------ Provided data ------

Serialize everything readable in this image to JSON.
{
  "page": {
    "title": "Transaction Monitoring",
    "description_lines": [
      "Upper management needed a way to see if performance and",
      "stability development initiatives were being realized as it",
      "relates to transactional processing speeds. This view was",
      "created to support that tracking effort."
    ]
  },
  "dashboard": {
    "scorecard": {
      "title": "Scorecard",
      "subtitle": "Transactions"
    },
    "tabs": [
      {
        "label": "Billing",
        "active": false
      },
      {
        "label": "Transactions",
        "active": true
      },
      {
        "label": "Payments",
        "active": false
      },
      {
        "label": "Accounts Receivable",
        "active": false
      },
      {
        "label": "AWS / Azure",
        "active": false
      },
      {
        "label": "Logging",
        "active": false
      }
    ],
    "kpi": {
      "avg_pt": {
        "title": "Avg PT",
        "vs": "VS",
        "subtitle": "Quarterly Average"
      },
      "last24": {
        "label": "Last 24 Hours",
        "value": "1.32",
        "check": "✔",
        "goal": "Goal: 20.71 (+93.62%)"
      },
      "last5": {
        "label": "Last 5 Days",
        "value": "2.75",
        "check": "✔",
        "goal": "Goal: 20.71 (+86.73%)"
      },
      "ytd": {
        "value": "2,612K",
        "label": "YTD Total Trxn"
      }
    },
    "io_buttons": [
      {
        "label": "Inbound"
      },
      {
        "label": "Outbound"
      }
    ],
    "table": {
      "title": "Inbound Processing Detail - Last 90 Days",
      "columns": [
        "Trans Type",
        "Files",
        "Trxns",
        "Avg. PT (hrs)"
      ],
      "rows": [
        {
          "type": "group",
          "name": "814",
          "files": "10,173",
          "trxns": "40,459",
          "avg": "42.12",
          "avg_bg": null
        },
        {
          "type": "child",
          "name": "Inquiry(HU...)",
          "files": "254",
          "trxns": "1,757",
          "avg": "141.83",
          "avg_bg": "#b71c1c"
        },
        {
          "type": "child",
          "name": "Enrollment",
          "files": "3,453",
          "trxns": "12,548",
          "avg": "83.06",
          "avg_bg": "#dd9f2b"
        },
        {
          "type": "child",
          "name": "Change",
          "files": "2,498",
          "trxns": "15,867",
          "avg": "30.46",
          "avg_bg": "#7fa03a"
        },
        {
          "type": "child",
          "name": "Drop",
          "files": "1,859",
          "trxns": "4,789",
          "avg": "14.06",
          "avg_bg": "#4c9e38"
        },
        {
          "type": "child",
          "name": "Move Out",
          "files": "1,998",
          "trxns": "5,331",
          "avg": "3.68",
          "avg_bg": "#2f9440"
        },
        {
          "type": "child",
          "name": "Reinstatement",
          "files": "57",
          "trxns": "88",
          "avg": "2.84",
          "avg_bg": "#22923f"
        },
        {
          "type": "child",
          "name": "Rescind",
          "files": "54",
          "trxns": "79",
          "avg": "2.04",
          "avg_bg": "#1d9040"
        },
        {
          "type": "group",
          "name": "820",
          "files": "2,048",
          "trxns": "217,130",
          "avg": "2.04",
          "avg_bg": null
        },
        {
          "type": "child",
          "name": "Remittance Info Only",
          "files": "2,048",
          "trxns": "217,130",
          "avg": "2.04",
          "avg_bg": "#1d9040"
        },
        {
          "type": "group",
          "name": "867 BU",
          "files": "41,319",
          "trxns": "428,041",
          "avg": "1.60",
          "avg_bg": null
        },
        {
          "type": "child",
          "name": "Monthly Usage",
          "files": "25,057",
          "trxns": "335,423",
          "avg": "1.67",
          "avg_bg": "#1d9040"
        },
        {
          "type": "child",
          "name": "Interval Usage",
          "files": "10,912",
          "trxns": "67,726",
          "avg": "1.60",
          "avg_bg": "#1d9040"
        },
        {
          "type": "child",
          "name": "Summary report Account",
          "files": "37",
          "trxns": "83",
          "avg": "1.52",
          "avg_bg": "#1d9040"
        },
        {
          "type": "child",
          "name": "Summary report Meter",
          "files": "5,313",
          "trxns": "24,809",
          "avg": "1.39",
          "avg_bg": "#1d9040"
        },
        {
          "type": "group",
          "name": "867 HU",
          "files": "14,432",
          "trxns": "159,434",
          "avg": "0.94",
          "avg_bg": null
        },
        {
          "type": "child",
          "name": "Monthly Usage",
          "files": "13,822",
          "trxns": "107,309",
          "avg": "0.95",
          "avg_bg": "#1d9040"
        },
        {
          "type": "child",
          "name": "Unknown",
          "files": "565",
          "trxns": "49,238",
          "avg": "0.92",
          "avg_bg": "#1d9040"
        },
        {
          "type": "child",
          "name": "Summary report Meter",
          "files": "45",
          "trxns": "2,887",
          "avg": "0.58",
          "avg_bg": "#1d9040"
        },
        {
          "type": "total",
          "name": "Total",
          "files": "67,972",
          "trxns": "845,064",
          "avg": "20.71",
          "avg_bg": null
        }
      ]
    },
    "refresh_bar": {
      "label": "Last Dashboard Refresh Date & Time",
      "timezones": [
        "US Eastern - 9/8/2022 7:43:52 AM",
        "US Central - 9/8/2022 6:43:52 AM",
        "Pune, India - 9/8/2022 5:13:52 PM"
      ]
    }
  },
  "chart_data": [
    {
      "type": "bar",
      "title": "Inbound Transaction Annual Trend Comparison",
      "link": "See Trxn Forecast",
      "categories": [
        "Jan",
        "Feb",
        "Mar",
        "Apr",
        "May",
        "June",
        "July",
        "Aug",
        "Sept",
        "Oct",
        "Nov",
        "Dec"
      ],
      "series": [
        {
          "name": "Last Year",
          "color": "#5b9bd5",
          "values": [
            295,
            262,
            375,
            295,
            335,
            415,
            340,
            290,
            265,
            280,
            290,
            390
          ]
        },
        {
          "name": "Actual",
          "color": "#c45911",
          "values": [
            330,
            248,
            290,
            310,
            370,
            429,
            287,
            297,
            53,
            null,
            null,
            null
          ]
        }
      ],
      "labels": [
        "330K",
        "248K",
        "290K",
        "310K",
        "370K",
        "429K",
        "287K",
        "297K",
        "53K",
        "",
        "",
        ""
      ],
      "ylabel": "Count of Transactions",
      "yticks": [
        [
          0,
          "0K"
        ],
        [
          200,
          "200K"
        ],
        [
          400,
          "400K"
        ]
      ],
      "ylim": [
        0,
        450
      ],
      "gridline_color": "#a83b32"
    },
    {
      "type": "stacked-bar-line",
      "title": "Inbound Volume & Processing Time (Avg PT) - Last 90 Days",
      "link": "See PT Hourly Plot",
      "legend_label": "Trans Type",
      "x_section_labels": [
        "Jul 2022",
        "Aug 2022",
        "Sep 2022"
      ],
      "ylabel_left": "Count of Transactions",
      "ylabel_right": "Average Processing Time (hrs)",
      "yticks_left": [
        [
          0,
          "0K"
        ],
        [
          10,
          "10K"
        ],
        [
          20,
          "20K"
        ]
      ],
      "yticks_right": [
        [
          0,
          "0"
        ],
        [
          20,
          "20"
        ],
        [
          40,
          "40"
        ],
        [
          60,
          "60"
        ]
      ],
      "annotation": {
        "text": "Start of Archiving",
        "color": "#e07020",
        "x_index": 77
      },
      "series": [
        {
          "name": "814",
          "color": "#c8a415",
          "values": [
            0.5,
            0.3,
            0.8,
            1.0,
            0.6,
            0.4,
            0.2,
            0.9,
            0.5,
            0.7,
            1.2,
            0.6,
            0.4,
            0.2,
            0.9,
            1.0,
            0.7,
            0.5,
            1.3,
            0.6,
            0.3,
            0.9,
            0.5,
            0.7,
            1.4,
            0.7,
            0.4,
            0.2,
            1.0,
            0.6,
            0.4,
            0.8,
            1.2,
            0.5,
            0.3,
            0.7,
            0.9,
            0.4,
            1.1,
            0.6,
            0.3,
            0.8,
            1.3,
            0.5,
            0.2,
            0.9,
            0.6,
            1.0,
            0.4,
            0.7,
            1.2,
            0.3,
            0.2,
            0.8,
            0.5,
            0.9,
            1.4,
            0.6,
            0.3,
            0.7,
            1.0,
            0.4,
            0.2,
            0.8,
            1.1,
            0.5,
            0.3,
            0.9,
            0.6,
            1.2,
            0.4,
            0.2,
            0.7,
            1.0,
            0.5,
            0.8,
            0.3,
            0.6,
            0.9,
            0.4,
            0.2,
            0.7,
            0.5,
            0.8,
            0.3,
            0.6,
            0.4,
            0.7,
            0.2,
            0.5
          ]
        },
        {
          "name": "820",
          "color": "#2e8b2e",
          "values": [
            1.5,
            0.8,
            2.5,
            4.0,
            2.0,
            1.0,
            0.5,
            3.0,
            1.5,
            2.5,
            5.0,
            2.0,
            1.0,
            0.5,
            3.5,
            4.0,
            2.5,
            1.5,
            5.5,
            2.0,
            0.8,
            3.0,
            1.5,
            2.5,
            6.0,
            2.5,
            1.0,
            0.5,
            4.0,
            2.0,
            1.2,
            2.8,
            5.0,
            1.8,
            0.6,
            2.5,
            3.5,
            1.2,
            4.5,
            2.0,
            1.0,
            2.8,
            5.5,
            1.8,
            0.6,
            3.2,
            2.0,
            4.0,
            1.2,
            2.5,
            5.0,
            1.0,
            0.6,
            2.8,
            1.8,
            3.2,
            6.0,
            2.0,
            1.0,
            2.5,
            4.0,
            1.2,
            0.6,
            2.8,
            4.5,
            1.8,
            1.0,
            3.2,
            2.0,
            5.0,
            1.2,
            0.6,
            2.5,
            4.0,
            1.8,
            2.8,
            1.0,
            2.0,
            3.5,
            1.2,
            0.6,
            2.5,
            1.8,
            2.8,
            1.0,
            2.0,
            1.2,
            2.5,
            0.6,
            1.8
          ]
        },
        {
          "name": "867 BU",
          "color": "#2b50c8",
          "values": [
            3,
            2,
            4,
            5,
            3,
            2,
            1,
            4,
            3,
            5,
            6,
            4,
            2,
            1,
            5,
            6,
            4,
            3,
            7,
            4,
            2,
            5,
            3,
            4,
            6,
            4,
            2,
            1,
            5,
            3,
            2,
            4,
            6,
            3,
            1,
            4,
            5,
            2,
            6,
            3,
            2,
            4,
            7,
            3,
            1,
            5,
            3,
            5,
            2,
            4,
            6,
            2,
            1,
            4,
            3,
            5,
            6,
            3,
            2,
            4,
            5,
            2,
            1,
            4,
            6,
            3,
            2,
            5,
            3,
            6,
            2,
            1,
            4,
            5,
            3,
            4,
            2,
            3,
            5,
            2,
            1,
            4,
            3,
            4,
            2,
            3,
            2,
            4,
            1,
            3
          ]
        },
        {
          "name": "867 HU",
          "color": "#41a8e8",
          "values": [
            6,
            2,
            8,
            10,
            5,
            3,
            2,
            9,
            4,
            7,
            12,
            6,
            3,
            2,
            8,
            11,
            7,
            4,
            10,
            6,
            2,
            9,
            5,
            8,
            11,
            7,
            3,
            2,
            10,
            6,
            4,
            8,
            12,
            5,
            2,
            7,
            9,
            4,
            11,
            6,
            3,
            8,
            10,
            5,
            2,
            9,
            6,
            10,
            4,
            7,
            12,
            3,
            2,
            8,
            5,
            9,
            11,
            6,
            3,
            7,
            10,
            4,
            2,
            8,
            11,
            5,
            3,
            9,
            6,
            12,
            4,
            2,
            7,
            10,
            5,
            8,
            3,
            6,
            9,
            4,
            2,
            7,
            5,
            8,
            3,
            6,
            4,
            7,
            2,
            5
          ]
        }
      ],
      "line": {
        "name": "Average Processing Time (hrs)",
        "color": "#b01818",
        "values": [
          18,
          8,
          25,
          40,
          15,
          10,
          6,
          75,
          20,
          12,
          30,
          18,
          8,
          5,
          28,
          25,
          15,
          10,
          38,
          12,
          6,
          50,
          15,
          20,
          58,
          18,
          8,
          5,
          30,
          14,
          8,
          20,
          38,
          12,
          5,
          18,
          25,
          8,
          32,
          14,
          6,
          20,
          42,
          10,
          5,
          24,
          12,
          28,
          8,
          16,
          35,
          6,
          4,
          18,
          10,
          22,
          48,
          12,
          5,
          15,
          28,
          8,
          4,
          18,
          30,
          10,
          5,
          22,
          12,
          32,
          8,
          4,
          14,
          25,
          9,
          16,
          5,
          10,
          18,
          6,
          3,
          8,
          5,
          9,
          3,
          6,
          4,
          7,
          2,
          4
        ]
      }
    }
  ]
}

------

■ **Objective**
Scan the listing above and copy all lines containing the word "link".

■ **Response to the task**
      "link": "See Trxn Forecast",
      "link": "See PT Hourly Plot",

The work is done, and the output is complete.